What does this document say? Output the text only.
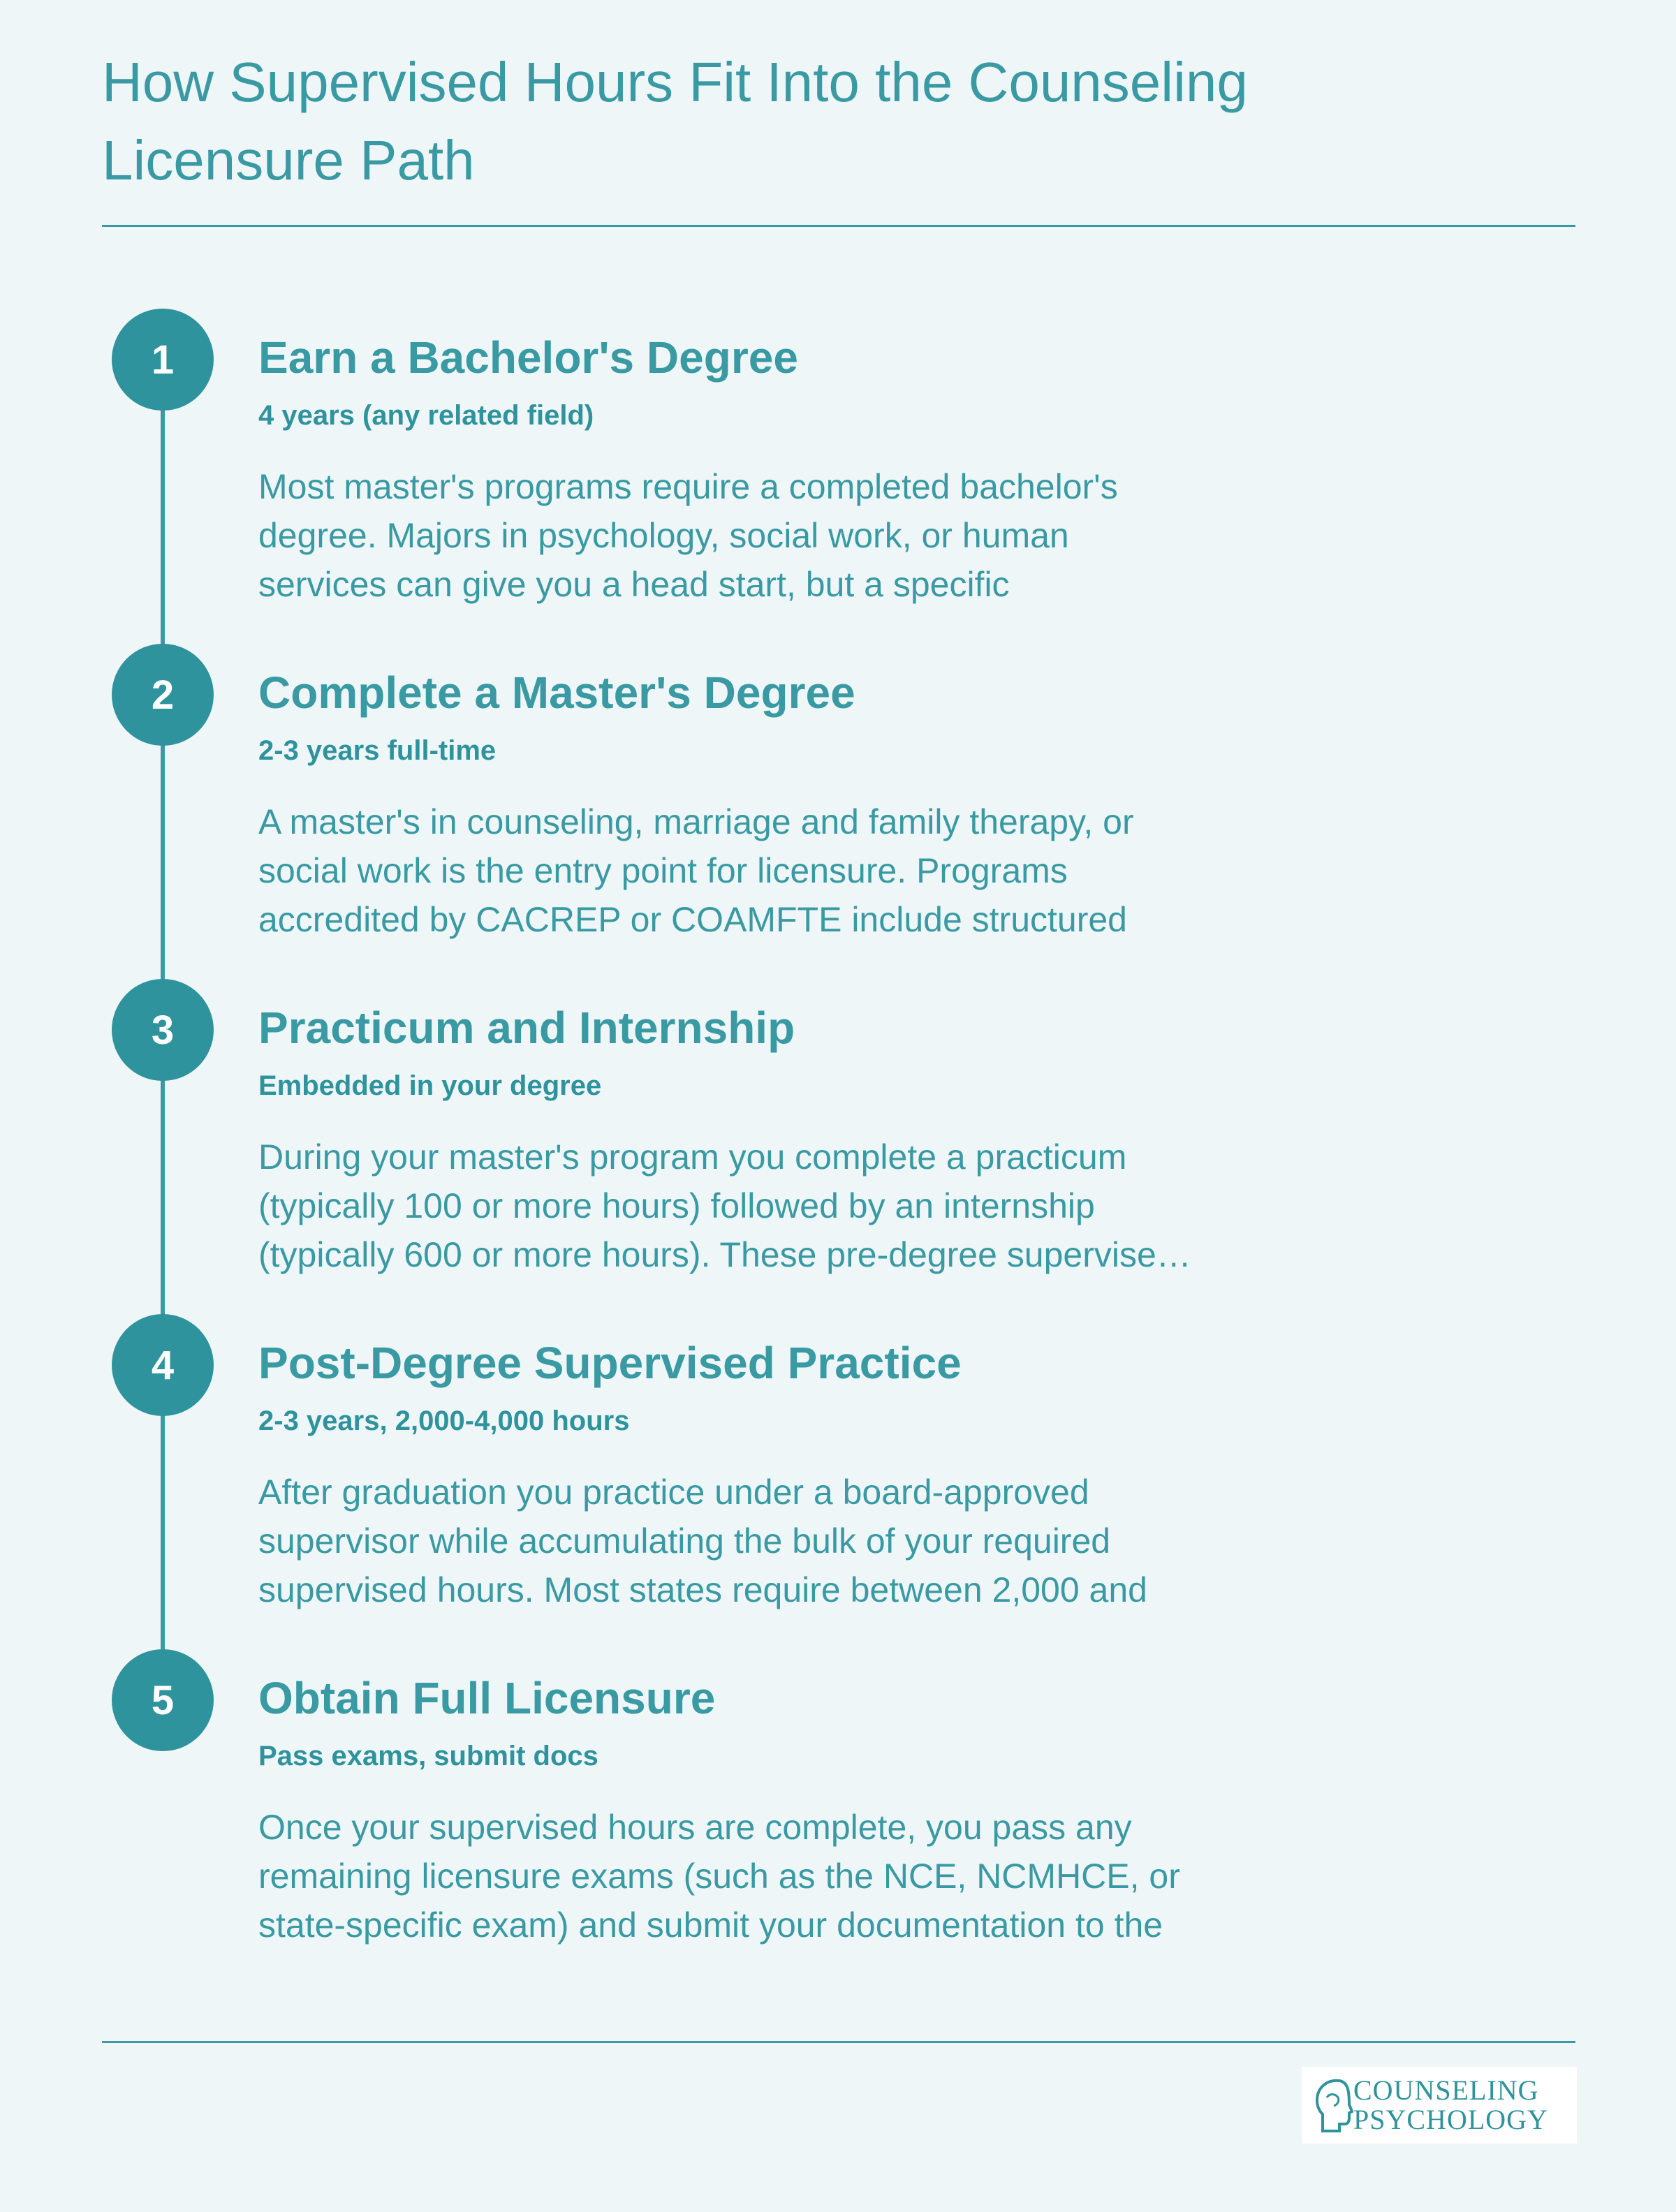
How Supervised Hours Fit Into the Counseling Licensure Path
1	Earn a Bachelor's Degree
4 years (any related field)
Most master's programs require a completed bachelor's
degree. Majors in psychology, social work, or human
services can give you a head start, but a specific
2	Complete a Master's Degree
2-3 years full-time
A master's in counseling, marriage and family therapy, or
social work is the entry point for licensure. Programs
accredited by CACREP or COAMFTE include structured
3	Practicum and Internship
Embedded in your degree
During your master's program you complete a practicum
(typically 100 or more hours) followed by an internship
(typically 600 or more hours). These pre-degree supervise…
4	Post-Degree Supervised Practice
2-3 years, 2,000-4,000 hours
After graduation you practice under a board-approved
supervisor while accumulating the bulk of your required
supervised hours. Most states require between 2,000 and
5	Obtain Full Licensure
Pass exams, submit docs
Once your supervised hours are complete, you pass any
remaining licensure exams (such as the NCE, NCMHCE, or
state-specific exam) and submit your documentation to the
COUNSELING
PSYCHOLOGY
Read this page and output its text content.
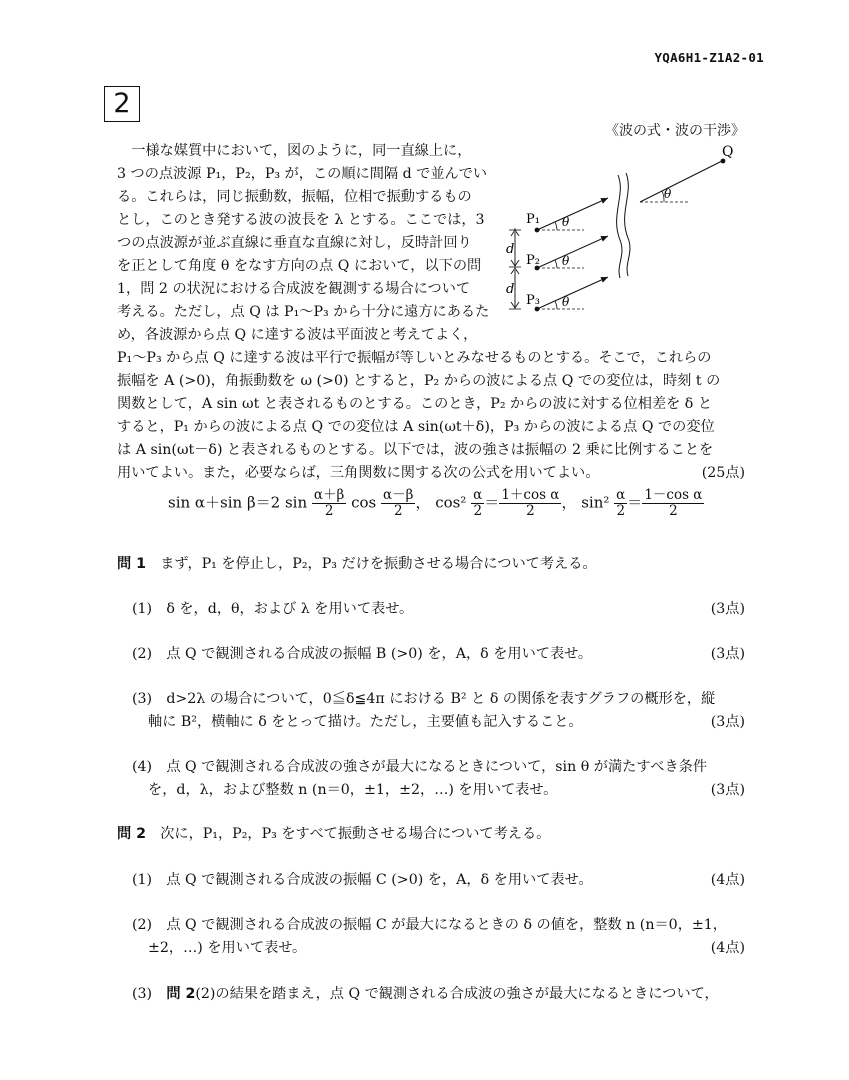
YQA6H1-Z1A2-01
2
《波の式・波の干渉》
d
d
P₁
P₂
P₃
θ
θ
θ
Q
θ
　一様な媒質中において，図のように，同一直線上に，
3 つの点波源 P₁，P₂，P₃ が，この順に間隔 d で並んでい
る。これらは，同じ振動数，振幅，位相で振動するもの
とし，このとき発する波の波長を λ とする。ここでは，3
つの点波源が並ぶ直線に垂直な直線に対し，反時計回り
を正として角度 θ をなす方向の点 Q において，以下の問
1，問 2 の状況における合成波を観測する場合について
考える。ただし，点 Q は P₁〜P₃ から十分に遠方にあるた
め，各波源から点 Q に達する波は平面波と考えてよく，
P₁〜P₃ から点 Q に達する波は平行で振幅が等しいとみなせるものとする。そこで，これらの
振幅を A (>0)，角振動数を ω (>0) とすると，P₂ からの波による点 Q での変位は，時刻 t の
関数として，A sin ωt と表されるものとする。このとき，P₂ からの波に対する位相差を δ と
すると，P₁ からの波による点 Q での変位は A sin(ωt＋δ)，P₃ からの波による点 Q での変位
は A sin(ωt－δ) と表されるものとする。以下では，波の強さは振幅の 2 乗に比例することを
用いてよい。また，必要ならば，三角関数に関する次の公式を用いてよい。	(25点)
sin α＋sin β＝2 $\sin \frac{\alpha+\beta}{2}$ $\cos \frac{\alpha-\beta}{2}$ ， $\cos^2 \frac{\alpha}{2} = \frac{\text{1＋cos α}}{2}$ ， $\sin^2 \frac{\alpha}{2} = \frac{\text{1－cos α}}{2}$
問 1　 まず，P₁ を停止し，P₂，P₃ だけを振動させる場合について考える。
(1)　 δ を，d，θ，および λ を用いて表せ。	(3点)
(2)　 点 Q で観測される合成波の振幅 B (>0) を，A，δ を用いて表せ。	(3点)
(3)　 d>2λ の場合について，0≦δ≦4π における B² と δ の関係を表すグラフの概形を，縦
軸に B²，横軸に δ をとって描け。ただし，主要値も記入すること。	(3点)
(4)　 点 Q で観測される合成波の強さが最大になるときについて，sin θ が満たすべき条件
を，d，λ，および整数 n (n＝0，±1，±2，…) を用いて表せ。	(3点)
問 2　 次に，P₁，P₂，P₃ をすべて振動させる場合について考える。
(1)　 点 Q で観測される合成波の振幅 C (>0) を，A，δ を用いて表せ。	(4点)
(2)　 点 Q で観測される合成波の振幅 C が最大になるときの δ の値を，整数 n (n＝0，±1，
±2，…) を用いて表せ。	(4点)
(3)　 問 2(2)の結果を踏まえ，点 Q で観測される合成波の強さが最大になるときについて，
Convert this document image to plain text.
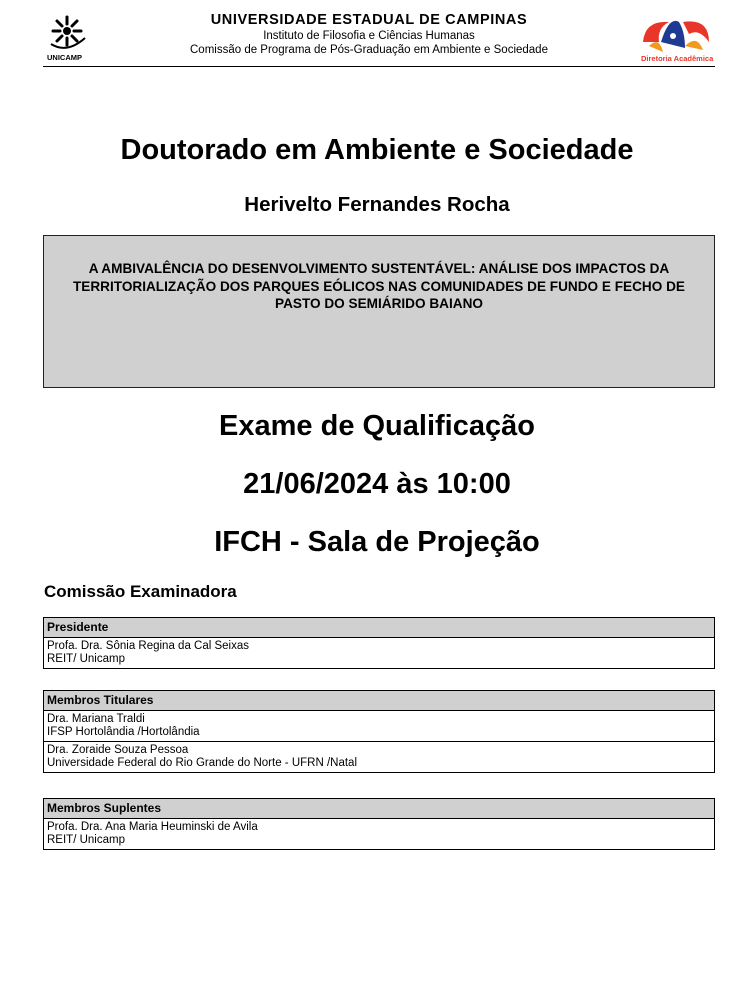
UNICAMP
UNIVERSIDADE ESTADUAL DE CAMPINAS
Instituto de Filosofia e Ciências Humanas
Comissão de Programa de Pós-Graduação em Ambiente e Sociedade
Diretoria Acadêmica
Doutorado em Ambiente e Sociedade
Herivelto Fernandes Rocha
A AMBIVALÊNCIA DO DESENVOLVIMENTO SUSTENTÁVEL: ANÁLISE DOS IMPACTOS DA TERRITORIALIZAÇÃO DOS PARQUES EÓLICOS NAS COMUNIDADES DE FUNDO E FECHO DE PASTO DO SEMIÁRIDO BAIANO
Exame de Qualificação
21/06/2024 às 10:00
IFCH - Sala de Projeção
Comissão Examinadora
Presidente
Profa. Dra. Sônia Regina da Cal Seixas
REIT/ Unicamp
Membros Titulares
Dra. Mariana Traldi
IFSP Hortolândia /Hortolândia
Dra. Zoraide Souza Pessoa
Universidade Federal do Rio Grande do Norte - UFRN /Natal
Membros Suplentes
Profa. Dra. Ana Maria Heuminski de Avila
REIT/ Unicamp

• [Stated goal]
Every record above should come back exactly, but without its pictures.

• [Complete response]
What does this document say? Output the text only.
How Supervised Hours Fit Into the Counseling Licensure Path
1	Earn a Bachelor's Degree
4 years (any related field)
Most master's programs require a completed bachelor's
degree. Majors in psychology, social work, or human
services can give you a head start, but a specific
2	Complete a Master's Degree
2-3 years full-time
A master's in counseling, marriage and family therapy, or
social work is the entry point for licensure. Programs
accredited by CACREP or COAMFTE include structured
3	Practicum and Internship
Embedded in your degree
During your master's program you complete a practicum
(typically 100 or more hours) followed by an internship
(typically 600 or more hours). These pre-degree supervise…
4	Post-Degree Supervised Practice
2-3 years, 2,000-4,000 hours
After graduation you practice under a board-approved
supervisor while accumulating the bulk of your required
supervised hours. Most states require between 2,000 and
5	Obtain Full Licensure
Pass exams, submit docs
Once your supervised hours are complete, you pass any
remaining licensure exams (such as the NCE, NCMHCE, or
state-specific exam) and submit your documentation to the
COUNSELING
PSYCHOLOGY
Read this page and output its text content.
YQA6H1-Z1A2-01
2
《波の式・波の干渉》
d
d
P₁
P₂
P₃
θ
θ
θ
Q
θ
　一様な媒質中において，図のように，同一直線上に，
3 つの点波源 P₁，P₂，P₃ が，この順に間隔 d で並んでい
る。これらは，同じ振動数，振幅，位相で振動するもの
とし，このとき発する波の波長を λ とする。ここでは，3
つの点波源が並ぶ直線に垂直な直線に対し，反時計回り
を正として角度 θ をなす方向の点 Q において，以下の問
1，問 2 の状況における合成波を観測する場合について
考える。ただし，点 Q は P₁〜P₃ から十分に遠方にあるた
め，各波源から点 Q に達する波は平面波と考えてよく，
P₁〜P₃ から点 Q に達する波は平行で振幅が等しいとみなせるものとする。そこで，これらの
振幅を A (>0)，角振動数を ω (>0) とすると，P₂ からの波による点 Q での変位は，時刻 t の
関数として，A sin ωt と表されるものとする。このとき，P₂ からの波に対する位相差を δ と
すると，P₁ からの波による点 Q での変位は A sin(ωt＋δ)，P₃ からの波による点 Q での変位
は A sin(ωt－δ) と表されるものとする。以下では，波の強さは振幅の 2 乗に比例することを
用いてよい。また，必要ならば，三角関数に関する次の公式を用いてよい。	(25点)
sin α＋sin β＝2 $\sin \frac{\alpha+\beta}{2}$ $\cos \frac{\alpha-\beta}{2}$ ， $\cos^2 \frac{\alpha}{2} = \frac{\text{1＋cos α}}{2}$ ， $\sin^2 \frac{\alpha}{2} = \frac{\text{1－cos α}}{2}$
問 1　 まず，P₁ を停止し，P₂，P₃ だけを振動させる場合について考える。
(1)　 δ を，d，θ，および λ を用いて表せ。	(3点)
(2)　 点 Q で観測される合成波の振幅 B (>0) を，A，δ を用いて表せ。	(3点)
(3)　 d>2λ の場合について，0≦δ≦4π における B² と δ の関係を表すグラフの概形を，縦
軸に B²，横軸に δ をとって描け。ただし，主要値も記入すること。	(3点)
(4)　 点 Q で観測される合成波の強さが最大になるときについて，sin θ が満たすべき条件
を，d，λ，および整数 n (n＝0，±1，±2，…) を用いて表せ。	(3点)
問 2　 次に，P₁，P₂，P₃ をすべて振動させる場合について考える。
(1)　 点 Q で観測される合成波の振幅 C (>0) を，A，δ を用いて表せ。	(4点)
(2)　 点 Q で観測される合成波の振幅 C が最大になるときの δ の値を，整数 n (n＝0，±1，
±2，…) を用いて表せ。	(4点)
(3)　 問 2(2)の結果を踏まえ，点 Q で観測される合成波の強さが最大になるときについて，
Convert this document image to plain text.
UNICAMP
UNIVERSIDADE ESTADUAL DE CAMPINAS
Instituto de Filosofia e Ciências Humanas
Comissão de Programa de Pós-Graduação em Ambiente e Sociedade
Diretoria Acadêmica
Doutorado em Ambiente e Sociedade
Herivelto Fernandes Rocha
A AMBIVALÊNCIA DO DESENVOLVIMENTO SUSTENTÁVEL: ANÁLISE DOS IMPACTOS DA TERRITORIALIZAÇÃO DOS PARQUES EÓLICOS NAS COMUNIDADES DE FUNDO E FECHO DE PASTO DO SEMIÁRIDO BAIANO
Exame de Qualificação
21/06/2024 às 10:00
IFCH - Sala de Projeção
Comissão Examinadora
Presidente
Profa. Dra. Sônia Regina da Cal Seixas
REIT/ Unicamp
Membros Titulares
Dra. Mariana Traldi
IFSP Hortolândia /Hortolândia
Dra. Zoraide Souza Pessoa
Universidade Federal do Rio Grande do Norte - UFRN /Natal
Membros Suplentes
Profa. Dra. Ana Maria Heuminski de Avila
REIT/ Unicamp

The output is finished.